Stated problem —
Copy out every line of the data exactly.

Items from a dataset
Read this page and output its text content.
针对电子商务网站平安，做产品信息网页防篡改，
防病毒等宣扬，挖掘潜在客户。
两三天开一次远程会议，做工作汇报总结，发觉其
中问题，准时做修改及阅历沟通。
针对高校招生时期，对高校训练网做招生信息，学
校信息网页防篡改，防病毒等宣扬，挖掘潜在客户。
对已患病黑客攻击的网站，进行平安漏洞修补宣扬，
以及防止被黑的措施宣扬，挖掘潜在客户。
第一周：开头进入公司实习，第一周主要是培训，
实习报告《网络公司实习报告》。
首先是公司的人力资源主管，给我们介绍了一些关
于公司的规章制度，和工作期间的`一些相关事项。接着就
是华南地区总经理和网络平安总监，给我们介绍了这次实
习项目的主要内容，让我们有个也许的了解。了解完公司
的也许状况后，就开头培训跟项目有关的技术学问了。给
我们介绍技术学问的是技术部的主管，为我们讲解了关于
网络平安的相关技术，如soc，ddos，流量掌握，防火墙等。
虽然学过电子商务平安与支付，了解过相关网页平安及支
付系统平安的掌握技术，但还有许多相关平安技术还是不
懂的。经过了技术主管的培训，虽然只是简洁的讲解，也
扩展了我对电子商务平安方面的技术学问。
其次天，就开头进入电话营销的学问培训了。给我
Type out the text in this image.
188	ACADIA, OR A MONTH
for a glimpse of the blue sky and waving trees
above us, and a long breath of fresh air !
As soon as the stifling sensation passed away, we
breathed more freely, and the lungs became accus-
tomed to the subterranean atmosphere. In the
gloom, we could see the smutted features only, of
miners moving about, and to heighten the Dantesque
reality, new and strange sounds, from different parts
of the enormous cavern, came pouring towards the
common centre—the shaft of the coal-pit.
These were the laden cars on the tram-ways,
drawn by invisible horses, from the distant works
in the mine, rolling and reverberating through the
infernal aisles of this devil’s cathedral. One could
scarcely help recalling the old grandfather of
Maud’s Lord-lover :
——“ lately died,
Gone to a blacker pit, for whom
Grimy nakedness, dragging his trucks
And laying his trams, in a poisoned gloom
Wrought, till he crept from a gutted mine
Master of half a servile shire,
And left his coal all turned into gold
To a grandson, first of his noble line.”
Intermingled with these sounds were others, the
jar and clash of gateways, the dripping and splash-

Written answer —
Read this page and output its text content.
针对电子商务网站平安，做产品信息网页防篡改，
防病毒等宣扬，挖掘潜在客户。
两三天开一次远程会议，做工作汇报总结，发觉其
中问题，准时做修改及阅历沟通。
针对高校招生时期，对高校训练网做招生信息，学
校信息网页防篡改，防病毒等宣扬，挖掘潜在客户。
对已患病黑客攻击的网站，进行平安漏洞修补宣扬，
以及防止被黑的措施宣扬，挖掘潜在客户。
第一周：开头进入公司实习，第一周主要是培训，
实习报告《网络公司实习报告》。
首先是公司的人力资源主管，给我们介绍了一些关
于公司的规章制度，和工作期间的`一些相关事项。接着就
是华南地区总经理和网络平安总监，给我们介绍了这次实
习项目的主要内容，让我们有个也许的了解。了解完公司
的也许状况后，就开头培训跟项目有关的技术学问了。给
我们介绍技术学问的是技术部的主管，为我们讲解了关于
网络平安的相关技术，如soc，ddos，流量掌握，防火墙等。
虽然学过电子商务平安与支付，了解过相关网页平安及支
付系统平安的掌握技术，但还有许多相关平安技术还是不
懂的。经过了技术主管的培训，虽然只是简洁的讲解，也
扩展了我对电子商务平安方面的技术学问。
其次天，就开头进入电话营销的学问培训了。给我
Type out the text in this image.
188	ACADIA, OR A MONTH
for a glimpse of the blue sky and waving trees
above us, and a long breath of fresh air !
As soon as the stifling sensation passed away, we
breathed more freely, and the lungs became accus-
tomed to the subterranean atmosphere. In the
gloom, we could see the smutted features only, of
miners moving about, and to heighten the Dantesque
reality, new and strange sounds, from different parts
of the enormous cavern, came pouring towards the
common centre—the shaft of the coal-pit.
These were the laden cars on the tram-ways,
drawn by invisible horses, from the distant works
in the mine, rolling and reverberating through the
infernal aisles of this devil’s cathedral. One could
scarcely help recalling the old grandfather of
Maud’s Lord-lover :
——“ lately died,
Gone to a blacker pit, for whom
Grimy nakedness, dragging his trucks
And laying his trams, in a poisoned gloom
Wrought, till he crept from a gutted mine
Master of half a servile shire,
And left his coal all turned into gold
To a grandson, first of his noble line.”
Intermingled with these sounds were others, the
jar and clash of gateways, the dripping and splash-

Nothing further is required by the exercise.